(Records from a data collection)
>> Begin
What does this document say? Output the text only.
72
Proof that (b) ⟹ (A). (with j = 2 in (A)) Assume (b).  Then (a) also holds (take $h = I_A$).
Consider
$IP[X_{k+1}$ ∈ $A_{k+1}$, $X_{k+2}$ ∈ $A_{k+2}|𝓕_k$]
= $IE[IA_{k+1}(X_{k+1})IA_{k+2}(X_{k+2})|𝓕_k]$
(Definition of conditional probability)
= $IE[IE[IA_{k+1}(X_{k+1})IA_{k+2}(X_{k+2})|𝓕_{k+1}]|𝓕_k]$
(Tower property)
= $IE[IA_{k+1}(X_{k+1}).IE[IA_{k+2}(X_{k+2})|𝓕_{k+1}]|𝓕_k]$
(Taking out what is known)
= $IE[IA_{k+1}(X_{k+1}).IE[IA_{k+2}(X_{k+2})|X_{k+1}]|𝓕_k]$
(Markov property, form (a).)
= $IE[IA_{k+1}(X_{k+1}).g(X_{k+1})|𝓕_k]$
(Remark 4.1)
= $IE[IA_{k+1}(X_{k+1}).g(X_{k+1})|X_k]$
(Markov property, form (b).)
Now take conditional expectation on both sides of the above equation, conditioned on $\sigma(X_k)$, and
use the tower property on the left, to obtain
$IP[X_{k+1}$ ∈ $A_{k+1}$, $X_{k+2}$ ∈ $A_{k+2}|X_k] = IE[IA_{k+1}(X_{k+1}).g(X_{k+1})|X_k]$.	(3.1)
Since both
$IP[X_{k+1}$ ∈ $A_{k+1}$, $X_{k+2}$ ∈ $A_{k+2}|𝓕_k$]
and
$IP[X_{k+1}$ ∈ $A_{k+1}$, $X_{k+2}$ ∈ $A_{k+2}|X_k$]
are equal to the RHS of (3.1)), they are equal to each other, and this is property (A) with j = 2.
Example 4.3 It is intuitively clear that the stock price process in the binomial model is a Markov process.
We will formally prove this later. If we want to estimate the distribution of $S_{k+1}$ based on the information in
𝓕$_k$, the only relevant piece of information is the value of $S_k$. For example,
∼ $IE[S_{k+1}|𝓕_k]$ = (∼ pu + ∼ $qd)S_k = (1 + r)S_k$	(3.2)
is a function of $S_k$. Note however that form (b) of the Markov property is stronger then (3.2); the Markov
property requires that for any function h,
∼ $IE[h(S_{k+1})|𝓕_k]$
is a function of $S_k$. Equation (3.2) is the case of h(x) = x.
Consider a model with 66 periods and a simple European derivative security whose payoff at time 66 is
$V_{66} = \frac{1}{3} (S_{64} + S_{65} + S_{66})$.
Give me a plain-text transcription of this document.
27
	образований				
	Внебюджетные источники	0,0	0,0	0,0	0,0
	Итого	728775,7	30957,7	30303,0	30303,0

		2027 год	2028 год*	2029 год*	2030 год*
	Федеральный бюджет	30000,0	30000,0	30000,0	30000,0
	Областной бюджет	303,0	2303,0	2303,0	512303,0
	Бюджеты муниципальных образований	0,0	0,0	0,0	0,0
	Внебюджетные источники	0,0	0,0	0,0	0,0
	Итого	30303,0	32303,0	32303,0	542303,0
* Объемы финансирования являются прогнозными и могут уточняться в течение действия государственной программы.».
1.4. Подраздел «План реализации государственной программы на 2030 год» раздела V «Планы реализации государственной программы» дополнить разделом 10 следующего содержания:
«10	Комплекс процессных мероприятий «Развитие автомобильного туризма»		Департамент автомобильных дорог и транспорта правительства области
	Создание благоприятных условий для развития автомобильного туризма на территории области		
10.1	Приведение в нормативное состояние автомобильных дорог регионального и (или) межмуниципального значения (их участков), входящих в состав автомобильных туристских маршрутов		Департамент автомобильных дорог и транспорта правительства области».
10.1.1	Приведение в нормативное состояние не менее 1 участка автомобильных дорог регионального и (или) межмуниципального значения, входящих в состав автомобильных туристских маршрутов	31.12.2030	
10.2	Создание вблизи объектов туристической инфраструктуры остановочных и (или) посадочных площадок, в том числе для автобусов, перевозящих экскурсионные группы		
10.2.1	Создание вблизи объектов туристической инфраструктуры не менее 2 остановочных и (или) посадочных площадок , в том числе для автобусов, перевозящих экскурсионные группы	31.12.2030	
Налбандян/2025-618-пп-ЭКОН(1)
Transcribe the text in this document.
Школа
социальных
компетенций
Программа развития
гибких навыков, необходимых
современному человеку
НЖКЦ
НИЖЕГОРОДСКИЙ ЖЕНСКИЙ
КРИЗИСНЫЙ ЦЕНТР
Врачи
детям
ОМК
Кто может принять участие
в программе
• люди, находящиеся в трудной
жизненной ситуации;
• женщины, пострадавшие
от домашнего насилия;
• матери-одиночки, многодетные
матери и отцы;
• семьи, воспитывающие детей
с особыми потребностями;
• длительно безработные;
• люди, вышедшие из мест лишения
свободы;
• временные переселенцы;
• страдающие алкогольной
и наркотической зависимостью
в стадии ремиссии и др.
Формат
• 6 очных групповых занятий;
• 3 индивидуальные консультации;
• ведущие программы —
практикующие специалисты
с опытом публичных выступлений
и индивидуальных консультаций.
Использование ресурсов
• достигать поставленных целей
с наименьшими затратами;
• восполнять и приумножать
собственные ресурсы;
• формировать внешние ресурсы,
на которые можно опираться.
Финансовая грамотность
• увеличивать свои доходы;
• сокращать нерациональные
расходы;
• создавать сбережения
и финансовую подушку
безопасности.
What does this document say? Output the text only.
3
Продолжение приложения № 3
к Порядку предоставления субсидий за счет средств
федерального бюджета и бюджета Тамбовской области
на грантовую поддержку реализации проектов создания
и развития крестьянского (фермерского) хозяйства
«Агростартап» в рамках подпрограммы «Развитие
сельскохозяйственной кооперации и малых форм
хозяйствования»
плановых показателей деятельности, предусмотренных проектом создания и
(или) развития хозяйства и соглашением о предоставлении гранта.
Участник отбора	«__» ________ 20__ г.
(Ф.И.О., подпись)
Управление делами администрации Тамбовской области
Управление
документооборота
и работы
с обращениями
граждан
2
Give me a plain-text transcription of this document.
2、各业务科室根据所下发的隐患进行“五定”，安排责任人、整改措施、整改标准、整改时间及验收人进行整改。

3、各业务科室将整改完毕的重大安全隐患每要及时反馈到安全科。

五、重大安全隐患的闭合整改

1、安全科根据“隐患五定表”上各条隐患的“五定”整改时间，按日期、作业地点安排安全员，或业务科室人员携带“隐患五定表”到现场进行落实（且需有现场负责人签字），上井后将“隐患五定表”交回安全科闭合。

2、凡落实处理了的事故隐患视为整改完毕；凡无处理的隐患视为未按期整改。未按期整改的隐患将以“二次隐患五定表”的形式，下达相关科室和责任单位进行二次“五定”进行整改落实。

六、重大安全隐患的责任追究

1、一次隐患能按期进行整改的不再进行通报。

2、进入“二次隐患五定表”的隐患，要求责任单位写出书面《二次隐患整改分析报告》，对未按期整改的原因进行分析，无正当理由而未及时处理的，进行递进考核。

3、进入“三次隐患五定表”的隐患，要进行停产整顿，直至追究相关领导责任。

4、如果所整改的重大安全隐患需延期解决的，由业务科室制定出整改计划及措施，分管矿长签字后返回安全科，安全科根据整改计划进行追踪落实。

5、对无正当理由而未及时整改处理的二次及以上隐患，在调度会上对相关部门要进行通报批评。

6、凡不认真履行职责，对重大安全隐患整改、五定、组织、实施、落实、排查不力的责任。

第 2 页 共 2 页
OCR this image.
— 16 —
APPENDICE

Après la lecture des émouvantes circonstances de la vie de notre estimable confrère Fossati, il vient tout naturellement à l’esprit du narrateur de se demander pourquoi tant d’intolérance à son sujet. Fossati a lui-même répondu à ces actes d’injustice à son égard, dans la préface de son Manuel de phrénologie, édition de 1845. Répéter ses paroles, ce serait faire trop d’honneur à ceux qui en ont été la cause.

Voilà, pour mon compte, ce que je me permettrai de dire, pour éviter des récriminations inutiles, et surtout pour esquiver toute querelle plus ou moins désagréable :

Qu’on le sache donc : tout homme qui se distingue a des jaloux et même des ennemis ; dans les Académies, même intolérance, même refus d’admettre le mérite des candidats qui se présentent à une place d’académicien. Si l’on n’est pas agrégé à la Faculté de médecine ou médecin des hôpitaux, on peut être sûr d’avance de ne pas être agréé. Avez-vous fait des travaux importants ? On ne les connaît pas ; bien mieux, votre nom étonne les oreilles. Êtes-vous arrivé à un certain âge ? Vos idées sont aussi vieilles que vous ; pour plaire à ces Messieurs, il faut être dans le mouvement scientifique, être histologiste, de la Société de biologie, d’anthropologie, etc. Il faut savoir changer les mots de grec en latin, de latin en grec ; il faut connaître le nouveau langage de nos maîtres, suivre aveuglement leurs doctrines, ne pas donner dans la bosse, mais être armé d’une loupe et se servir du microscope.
>> End
- _Task prompt_
Search the data for the string "both" and copy each line where it appears.

- _The response_
Now take conditional expectation on both sides of the above equation, conditioned on $\sigma(X_k)$, and
Since both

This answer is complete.